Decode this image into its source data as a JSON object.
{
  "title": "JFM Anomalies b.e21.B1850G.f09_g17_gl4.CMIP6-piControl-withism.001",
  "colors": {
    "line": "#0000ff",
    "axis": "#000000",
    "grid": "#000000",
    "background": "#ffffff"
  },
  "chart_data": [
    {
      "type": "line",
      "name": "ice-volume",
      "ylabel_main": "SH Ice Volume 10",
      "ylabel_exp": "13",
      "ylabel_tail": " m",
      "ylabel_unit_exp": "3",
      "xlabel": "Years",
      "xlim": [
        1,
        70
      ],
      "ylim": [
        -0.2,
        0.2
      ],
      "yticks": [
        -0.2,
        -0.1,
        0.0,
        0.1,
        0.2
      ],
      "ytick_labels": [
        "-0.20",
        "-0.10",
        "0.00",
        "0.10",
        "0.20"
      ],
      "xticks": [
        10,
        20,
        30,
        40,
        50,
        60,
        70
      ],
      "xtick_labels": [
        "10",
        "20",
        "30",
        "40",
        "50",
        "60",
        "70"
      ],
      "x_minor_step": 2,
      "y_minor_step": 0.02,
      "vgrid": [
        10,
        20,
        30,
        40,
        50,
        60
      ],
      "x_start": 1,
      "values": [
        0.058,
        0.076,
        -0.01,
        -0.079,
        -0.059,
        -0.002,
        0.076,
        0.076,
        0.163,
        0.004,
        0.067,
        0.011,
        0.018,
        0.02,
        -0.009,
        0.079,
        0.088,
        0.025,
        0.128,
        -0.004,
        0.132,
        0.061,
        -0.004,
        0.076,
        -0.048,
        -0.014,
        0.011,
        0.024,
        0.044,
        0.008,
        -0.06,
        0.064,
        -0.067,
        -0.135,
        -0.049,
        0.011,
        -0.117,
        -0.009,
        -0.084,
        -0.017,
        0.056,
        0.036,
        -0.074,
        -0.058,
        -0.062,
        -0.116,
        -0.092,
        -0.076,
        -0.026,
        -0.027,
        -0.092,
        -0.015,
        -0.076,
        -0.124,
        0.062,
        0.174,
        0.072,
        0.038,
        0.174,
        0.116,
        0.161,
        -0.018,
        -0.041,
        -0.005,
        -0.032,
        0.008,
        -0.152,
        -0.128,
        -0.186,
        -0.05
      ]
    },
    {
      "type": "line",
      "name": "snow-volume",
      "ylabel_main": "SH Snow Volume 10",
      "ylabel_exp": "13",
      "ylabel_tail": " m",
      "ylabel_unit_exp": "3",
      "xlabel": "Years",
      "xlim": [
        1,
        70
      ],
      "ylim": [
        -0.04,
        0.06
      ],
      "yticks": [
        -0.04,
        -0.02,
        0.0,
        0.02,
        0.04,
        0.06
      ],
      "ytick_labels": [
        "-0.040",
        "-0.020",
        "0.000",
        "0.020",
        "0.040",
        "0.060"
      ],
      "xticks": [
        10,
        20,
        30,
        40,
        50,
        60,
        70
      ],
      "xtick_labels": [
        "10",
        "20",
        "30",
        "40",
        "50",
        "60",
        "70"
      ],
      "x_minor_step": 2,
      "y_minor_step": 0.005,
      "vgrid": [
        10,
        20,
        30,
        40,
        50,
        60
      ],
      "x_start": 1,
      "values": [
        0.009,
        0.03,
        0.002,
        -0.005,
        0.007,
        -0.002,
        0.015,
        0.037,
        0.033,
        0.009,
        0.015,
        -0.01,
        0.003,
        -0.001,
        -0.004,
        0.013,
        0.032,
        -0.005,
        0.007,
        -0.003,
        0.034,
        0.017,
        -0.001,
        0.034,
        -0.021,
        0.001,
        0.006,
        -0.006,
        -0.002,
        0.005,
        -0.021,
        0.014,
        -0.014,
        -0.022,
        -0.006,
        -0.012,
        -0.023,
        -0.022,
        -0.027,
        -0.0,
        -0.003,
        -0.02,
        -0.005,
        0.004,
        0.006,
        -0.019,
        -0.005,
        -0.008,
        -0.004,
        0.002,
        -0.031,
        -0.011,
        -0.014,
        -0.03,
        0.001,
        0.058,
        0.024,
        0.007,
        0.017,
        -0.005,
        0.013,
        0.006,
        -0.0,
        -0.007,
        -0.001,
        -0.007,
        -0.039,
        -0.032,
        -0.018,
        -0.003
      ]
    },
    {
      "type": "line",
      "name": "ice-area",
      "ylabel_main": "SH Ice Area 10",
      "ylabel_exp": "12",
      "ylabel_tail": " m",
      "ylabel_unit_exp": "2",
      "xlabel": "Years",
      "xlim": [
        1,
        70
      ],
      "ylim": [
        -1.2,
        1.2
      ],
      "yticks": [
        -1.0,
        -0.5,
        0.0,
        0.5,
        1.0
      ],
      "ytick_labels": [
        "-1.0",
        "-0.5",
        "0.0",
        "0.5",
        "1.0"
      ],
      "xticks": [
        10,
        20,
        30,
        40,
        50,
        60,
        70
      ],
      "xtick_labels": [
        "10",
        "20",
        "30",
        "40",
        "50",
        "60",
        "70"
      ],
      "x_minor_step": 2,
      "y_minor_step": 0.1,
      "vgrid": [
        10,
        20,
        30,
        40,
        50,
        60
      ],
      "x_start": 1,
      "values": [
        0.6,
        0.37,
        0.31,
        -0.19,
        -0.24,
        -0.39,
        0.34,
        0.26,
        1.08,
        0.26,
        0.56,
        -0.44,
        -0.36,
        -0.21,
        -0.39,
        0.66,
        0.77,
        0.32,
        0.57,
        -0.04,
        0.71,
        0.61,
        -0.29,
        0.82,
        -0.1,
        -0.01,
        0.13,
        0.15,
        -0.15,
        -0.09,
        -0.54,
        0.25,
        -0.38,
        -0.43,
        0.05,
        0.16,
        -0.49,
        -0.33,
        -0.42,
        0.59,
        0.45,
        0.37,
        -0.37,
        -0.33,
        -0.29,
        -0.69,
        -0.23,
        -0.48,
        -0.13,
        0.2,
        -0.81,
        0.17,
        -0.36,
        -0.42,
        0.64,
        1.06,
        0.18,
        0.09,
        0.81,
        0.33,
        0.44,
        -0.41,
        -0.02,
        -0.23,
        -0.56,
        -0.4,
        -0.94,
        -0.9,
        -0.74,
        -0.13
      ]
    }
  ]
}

- [Stated exercise]: Would you write down every record again, exactly?

- [Solution below]:
Decode this image into its source data as a JSON object.
{
  "title": "JFM Anomalies b.e21.B1850G.f09_g17_gl4.CMIP6-piControl-withism.001",
  "colors": {
    "line": "#0000ff",
    "axis": "#000000",
    "grid": "#000000",
    "background": "#ffffff"
  },
  "chart_data": [
    {
      "type": "line",
      "name": "ice-volume",
      "ylabel_main": "SH Ice Volume 10",
      "ylabel_exp": "13",
      "ylabel_tail": " m",
      "ylabel_unit_exp": "3",
      "xlabel": "Years",
      "xlim": [
        1,
        70
      ],
      "ylim": [
        -0.2,
        0.2
      ],
      "yticks": [
        -0.2,
        -0.1,
        0.0,
        0.1,
        0.2
      ],
      "ytick_labels": [
        "-0.20",
        "-0.10",
        "0.00",
        "0.10",
        "0.20"
      ],
      "xticks": [
        10,
        20,
        30,
        40,
        50,
        60,
        70
      ],
      "xtick_labels": [
        "10",
        "20",
        "30",
        "40",
        "50",
        "60",
        "70"
      ],
      "x_minor_step": 2,
      "y_minor_step": 0.02,
      "vgrid": [
        10,
        20,
        30,
        40,
        50,
        60
      ],
      "x_start": 1,
      "values": [
        0.058,
        0.076,
        -0.01,
        -0.079,
        -0.059,
        -0.002,
        0.076,
        0.076,
        0.163,
        0.004,
        0.067,
        0.011,
        0.018,
        0.02,
        -0.009,
        0.079,
        0.088,
        0.025,
        0.128,
        -0.004,
        0.132,
        0.061,
        -0.004,
        0.076,
        -0.048,
        -0.014,
        0.011,
        0.024,
        0.044,
        0.008,
        -0.06,
        0.064,
        -0.067,
        -0.135,
        -0.049,
        0.011,
        -0.117,
        -0.009,
        -0.084,
        -0.017,
        0.056,
        0.036,
        -0.074,
        -0.058,
        -0.062,
        -0.116,
        -0.092,
        -0.076,
        -0.026,
        -0.027,
        -0.092,
        -0.015,
        -0.076,
        -0.124,
        0.062,
        0.174,
        0.072,
        0.038,
        0.174,
        0.116,
        0.161,
        -0.018,
        -0.041,
        -0.005,
        -0.032,
        0.008,
        -0.152,
        -0.128,
        -0.186,
        -0.05
      ]
    },
    {
      "type": "line",
      "name": "snow-volume",
      "ylabel_main": "SH Snow Volume 10",
      "ylabel_exp": "13",
      "ylabel_tail": " m",
      "ylabel_unit_exp": "3",
      "xlabel": "Years",
      "xlim": [
        1,
        70
      ],
      "ylim": [
        -0.04,
        0.06
      ],
      "yticks": [
        -0.04,
        -0.02,
        0.0,
        0.02,
        0.04,
        0.06
      ],
      "ytick_labels": [
        "-0.040",
        "-0.020",
        "0.000",
        "0.020",
        "0.040",
        "0.060"
      ],
      "xticks": [
        10,
        20,
        30,
        40,
        50,
        60,
        70
      ],
      "xtick_labels": [
        "10",
        "20",
        "30",
        "40",
        "50",
        "60",
        "70"
      ],
      "x_minor_step": 2,
      "y_minor_step": 0.005,
      "vgrid": [
        10,
        20,
        30,
        40,
        50,
        60
      ],
      "x_start": 1,
      "values": [
        0.009,
        0.03,
        0.002,
        -0.005,
        0.007,
        -0.002,
        0.015,
        0.037,
        0.033,
        0.009,
        0.015,
        -0.01,
        0.003,
        -0.001,
        -0.004,
        0.013,
        0.032,
        -0.005,
        0.007,
        -0.003,
        0.034,
        0.017,
        -0.001,
        0.034,
        -0.021,
        0.001,
        0.006,
        -0.006,
        -0.002,
        0.005,
        -0.021,
        0.014,
        -0.014,
        -0.022,
        -0.006,
        -0.012,
        -0.023,
        -0.022,
        -0.027,
        -0.0,
        -0.003,
        -0.02,
        -0.005,
        0.004,
        0.006,
        -0.019,
        -0.005,
        -0.008,
        -0.004,
        0.002,
        -0.031,
        -0.011,
        -0.014,
        -0.03,
        0.001,
        0.058,
        0.024,
        0.007,
        0.017,
        -0.005,
        0.013,
        0.006,
        -0.0,
        -0.007,
        -0.001,
        -0.007,
        -0.039,
        -0.032,
        -0.018,
        -0.003
      ]
    },
    {
      "type": "line",
      "name": "ice-area",
      "ylabel_main": "SH Ice Area 10",
      "ylabel_exp": "12",
      "ylabel_tail": " m",
      "ylabel_unit_exp": "2",
      "xlabel": "Years",
      "xlim": [
        1,
        70
      ],
      "ylim": [
        -1.2,
        1.2
      ],
      "yticks": [
        -1.0,
        -0.5,
        0.0,
        0.5,
        1.0
      ],
      "ytick_labels": [
        "-1.0",
        "-0.5",
        "0.0",
        "0.5",
        "1.0"
      ],
      "xticks": [
        10,
        20,
        30,
        40,
        50,
        60,
        70
      ],
      "xtick_labels": [
        "10",
        "20",
        "30",
        "40",
        "50",
        "60",
        "70"
      ],
      "x_minor_step": 2,
      "y_minor_step": 0.1,
      "vgrid": [
        10,
        20,
        30,
        40,
        50,
        60
      ],
      "x_start": 1,
      "values": [
        0.6,
        0.37,
        0.31,
        -0.19,
        -0.24,
        -0.39,
        0.34,
        0.26,
        1.08,
        0.26,
        0.56,
        -0.44,
        -0.36,
        -0.21,
        -0.39,
        0.66,
        0.77,
        0.32,
        0.57,
        -0.04,
        0.71,
        0.61,
        -0.29,
        0.82,
        -0.1,
        -0.01,
        0.13,
        0.15,
        -0.15,
        -0.09,
        -0.54,
        0.25,
        -0.38,
        -0.43,
        0.05,
        0.16,
        -0.49,
        -0.33,
        -0.42,
        0.59,
        0.45,
        0.37,
        -0.37,
        -0.33,
        -0.29,
        -0.69,
        -0.23,
        -0.48,
        -0.13,
        0.2,
        -0.81,
        0.17,
        -0.36,
        -0.42,
        0.64,
        1.06,
        0.18,
        0.09,
        0.81,
        0.33,
        0.44,
        -0.41,
        -0.02,
        -0.23,
        -0.56,
        -0.4,
        -0.94,
        -0.9,
        -0.74,
        -0.13
      ]
    }
  ]
}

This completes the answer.